#### Task requirements:
Continue the announcement of the flower pot history exhibition from where it stops.

#### Passage for review:
---
2004-08-14 until 2004-09-18
College of the Atlantic, Blum Gallery
Bar Harbor, ME, USA United States of America

"A Place to Take Root: The History of Flower Pots and Garden Containers in America," possibly the first exhibition to document the history of flower pots, will be presented at College of the Atlantic this month.Flower pots have had a checkered history in the minds of the gardener. Often taken for granted, seldom, if ever, has the fact of the pot itself been studied-until now. And yet the story of the flower pot is that of the development of horticulture. To grow an exotic like an orange tree in Britain, to sprout rare seeds and to root the stems of living plants to produce offspring identical to the parent, gardeners needed a way to control the tender new plant's immediate environment.

In the same way Linnaeus was organizing the plant kingdom to fit a scientific system, flower pot forms were designed to "work" for horticulturists with ever greater efficiency. Individualized terra cotta items such as seed pans, graduated pots and saucers, orchid pans, multi-perforated pots and forcing pots were utilized by horticulturalists to aid a plant's growth at each stage of development. Pots were specifically designed to fit the plant's root system: tall "long toms" were made for plants with long tap roots, while diminutive thimbles gave new seedlings their first individual homes.

The Maine connection to pots, says exhibit co-curator Susan Lerner, director of the Blum Gallery, "follows the extraordinary tradition of Maine gardening in the early 20th century. People coming to Mount Desert Island were enthralled with the wild beauty of the sea, mountains and forest. As they built their 'cottages,' they sought not only to make beautiful gardens, but to reference the classical traditions of Europe."

Beatrix Farrand, the great landscape designer of that era, frequently referenced European themes in her gardens. She was aided in this by her discovery of Swedish-born Eric Soderholtz, an architectural photographer and draftsman from Boston who settled in West Gouldsboro. Like Farrand, Soderholtz had studied the classical forms of Mediterranean design. In Maine, he was able to create a formula for pots made out of reinforced concrete that could withstand the severe Maine winters. Continues Lerner, "Through Soderholtz's large pots and urns, Farrand brought to her designs a gracious human presence that also recalled the classical gardens of Europe."
---
[Records in a dataset]
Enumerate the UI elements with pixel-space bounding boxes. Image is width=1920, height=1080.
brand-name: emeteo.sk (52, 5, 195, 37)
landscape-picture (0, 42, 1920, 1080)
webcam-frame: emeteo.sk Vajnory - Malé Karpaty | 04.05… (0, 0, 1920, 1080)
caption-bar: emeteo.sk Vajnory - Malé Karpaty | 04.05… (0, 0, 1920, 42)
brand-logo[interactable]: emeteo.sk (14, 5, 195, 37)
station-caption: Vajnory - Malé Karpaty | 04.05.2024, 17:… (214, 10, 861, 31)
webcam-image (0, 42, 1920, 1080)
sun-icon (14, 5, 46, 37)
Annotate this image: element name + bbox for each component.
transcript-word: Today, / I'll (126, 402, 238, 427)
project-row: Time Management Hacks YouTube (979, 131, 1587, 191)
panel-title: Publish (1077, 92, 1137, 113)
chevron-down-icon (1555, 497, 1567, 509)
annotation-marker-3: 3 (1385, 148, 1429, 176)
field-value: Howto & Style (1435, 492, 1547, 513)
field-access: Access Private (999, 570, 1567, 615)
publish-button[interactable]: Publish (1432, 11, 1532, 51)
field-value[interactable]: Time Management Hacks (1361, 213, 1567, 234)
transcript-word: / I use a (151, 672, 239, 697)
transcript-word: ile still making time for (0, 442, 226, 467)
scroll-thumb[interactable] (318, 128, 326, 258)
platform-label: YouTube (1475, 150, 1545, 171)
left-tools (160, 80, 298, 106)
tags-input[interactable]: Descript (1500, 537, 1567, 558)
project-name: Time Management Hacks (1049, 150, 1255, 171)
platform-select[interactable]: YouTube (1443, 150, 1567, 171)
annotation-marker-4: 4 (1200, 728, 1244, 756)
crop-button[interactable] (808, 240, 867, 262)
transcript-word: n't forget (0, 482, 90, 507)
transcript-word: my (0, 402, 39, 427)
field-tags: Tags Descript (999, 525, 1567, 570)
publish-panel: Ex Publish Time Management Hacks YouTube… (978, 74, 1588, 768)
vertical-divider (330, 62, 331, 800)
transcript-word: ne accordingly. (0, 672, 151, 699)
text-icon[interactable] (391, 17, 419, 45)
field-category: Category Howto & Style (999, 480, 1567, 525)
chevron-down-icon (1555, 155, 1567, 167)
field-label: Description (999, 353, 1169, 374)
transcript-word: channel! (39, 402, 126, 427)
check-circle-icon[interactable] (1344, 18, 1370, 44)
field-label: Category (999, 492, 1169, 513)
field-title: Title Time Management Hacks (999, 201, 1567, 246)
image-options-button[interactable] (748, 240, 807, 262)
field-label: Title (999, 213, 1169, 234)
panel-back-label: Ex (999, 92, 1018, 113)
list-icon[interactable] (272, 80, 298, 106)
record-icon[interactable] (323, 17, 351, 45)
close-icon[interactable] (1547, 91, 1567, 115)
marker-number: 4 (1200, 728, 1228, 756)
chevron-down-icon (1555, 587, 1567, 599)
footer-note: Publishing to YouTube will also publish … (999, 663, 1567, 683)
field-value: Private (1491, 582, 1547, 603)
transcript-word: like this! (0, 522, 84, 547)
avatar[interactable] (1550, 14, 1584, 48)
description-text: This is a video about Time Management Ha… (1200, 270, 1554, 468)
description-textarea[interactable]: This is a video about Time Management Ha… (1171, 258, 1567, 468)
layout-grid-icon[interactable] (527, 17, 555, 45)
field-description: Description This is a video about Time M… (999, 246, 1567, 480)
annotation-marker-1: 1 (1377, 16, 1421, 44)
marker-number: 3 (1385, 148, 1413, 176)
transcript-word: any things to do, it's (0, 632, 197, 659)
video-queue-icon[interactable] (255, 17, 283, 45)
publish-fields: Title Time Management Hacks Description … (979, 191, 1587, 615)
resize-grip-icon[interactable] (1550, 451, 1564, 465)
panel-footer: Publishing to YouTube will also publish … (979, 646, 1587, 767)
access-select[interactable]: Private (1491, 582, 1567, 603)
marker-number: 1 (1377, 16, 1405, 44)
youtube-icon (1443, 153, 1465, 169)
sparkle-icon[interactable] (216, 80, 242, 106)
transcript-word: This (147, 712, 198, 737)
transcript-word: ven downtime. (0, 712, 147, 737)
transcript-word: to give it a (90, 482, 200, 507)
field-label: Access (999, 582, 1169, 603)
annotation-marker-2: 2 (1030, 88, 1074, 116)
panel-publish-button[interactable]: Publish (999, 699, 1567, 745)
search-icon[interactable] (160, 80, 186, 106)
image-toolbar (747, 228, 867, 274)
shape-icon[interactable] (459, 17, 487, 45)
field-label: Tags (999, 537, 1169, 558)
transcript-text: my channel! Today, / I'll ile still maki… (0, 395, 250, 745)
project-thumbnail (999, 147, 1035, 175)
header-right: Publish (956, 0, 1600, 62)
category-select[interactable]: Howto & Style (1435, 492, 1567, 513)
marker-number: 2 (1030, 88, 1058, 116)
---
#### Task result:
Often working with Farrand, Soderholtz's poised and sturdy pots found homes in estates along the east coast, from Dumbarton Oaks in Washington, D.C., to the private estates she designed on Mount Desert Island. Today his pots are extremely desirable, and his innovative techniques and classic forms have inspired another generation of hand crafted garden pot creators in Maine, at Sullivan's Lunaform (whose co-owner, Dan Farrenkopf, was a 1993 graduate of COA). Here, says Lerner, "innovative craftsmen take the pot into new iterations. What's extraordinary is that this show, which starts off in Egypt, has such deep connections to us in Maine."

"A Place to Take Root" will show more than 50 works, from classic Tuscan terra cotta urns to British 18th century horticulture ware, seldom-seen works by Soderholtz and contemporary concrete planters by Lunaform. Drawings, photographs, letters and other artifacts will be included in the exhibition along with accompanying text written by garden historian Susan Tamulevich and landscape architect Patrick Chasse.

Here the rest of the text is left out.